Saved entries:
···

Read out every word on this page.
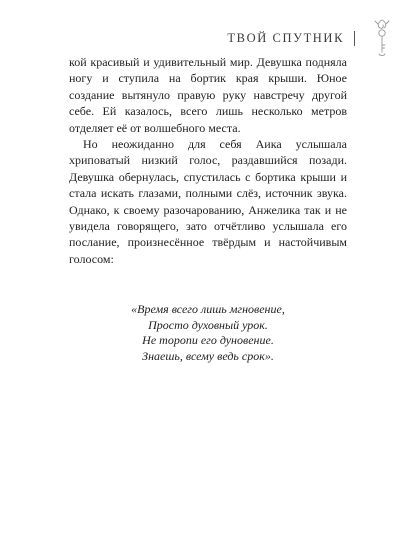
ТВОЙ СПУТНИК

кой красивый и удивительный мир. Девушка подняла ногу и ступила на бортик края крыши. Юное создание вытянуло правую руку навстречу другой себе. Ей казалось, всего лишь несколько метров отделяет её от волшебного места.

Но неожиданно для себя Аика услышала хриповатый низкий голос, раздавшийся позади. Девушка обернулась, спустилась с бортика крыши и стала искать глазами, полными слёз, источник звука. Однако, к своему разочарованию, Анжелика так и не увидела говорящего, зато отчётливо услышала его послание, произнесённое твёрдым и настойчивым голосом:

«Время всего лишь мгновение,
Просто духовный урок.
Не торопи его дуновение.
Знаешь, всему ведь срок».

···

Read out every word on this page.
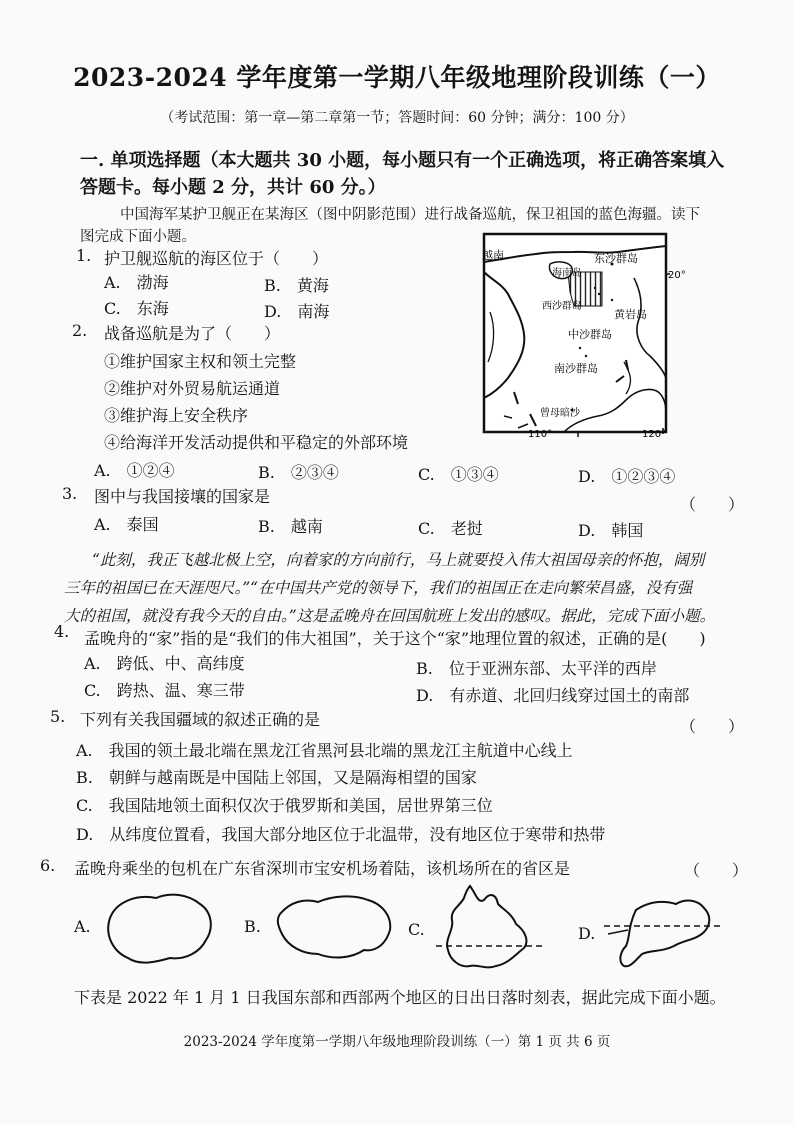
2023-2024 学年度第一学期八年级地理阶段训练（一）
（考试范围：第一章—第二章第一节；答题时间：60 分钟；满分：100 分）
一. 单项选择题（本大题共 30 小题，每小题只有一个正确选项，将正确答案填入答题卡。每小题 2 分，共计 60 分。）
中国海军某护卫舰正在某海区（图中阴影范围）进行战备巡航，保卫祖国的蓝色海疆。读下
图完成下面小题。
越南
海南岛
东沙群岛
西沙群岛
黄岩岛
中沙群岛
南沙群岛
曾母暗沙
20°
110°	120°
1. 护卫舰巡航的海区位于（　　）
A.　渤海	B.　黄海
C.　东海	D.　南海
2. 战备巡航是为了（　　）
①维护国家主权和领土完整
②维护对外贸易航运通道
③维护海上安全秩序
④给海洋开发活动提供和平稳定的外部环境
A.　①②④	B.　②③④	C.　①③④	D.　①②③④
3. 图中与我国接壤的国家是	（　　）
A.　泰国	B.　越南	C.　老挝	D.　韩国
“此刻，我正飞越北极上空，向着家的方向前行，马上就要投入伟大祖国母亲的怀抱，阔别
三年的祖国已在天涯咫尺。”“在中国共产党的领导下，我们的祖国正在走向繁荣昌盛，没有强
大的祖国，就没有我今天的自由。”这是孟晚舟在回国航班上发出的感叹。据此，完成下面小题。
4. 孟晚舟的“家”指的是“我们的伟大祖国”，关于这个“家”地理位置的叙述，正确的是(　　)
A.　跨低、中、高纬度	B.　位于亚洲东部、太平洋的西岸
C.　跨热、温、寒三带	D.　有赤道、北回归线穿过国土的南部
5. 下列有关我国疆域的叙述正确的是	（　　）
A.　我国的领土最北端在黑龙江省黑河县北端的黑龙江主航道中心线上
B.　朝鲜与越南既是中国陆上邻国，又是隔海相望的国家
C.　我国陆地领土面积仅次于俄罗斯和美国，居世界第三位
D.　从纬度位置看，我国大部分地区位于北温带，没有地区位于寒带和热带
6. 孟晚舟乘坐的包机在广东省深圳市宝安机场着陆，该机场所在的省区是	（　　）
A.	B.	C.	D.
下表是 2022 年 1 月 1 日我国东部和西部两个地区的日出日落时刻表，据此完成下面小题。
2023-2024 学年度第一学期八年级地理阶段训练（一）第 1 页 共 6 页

···

Check each line of the entries above for the word "всего". List the ones that have it.

кой красивый и удивительный мир. Девушка подняла ногу и ступила на бортик края крыши. Юное создание вытянуло правую руку навстречу другой себе. Ей казалось, всего лишь несколько метров отделяет её от волшебного места.
«Время всего лишь мгновение,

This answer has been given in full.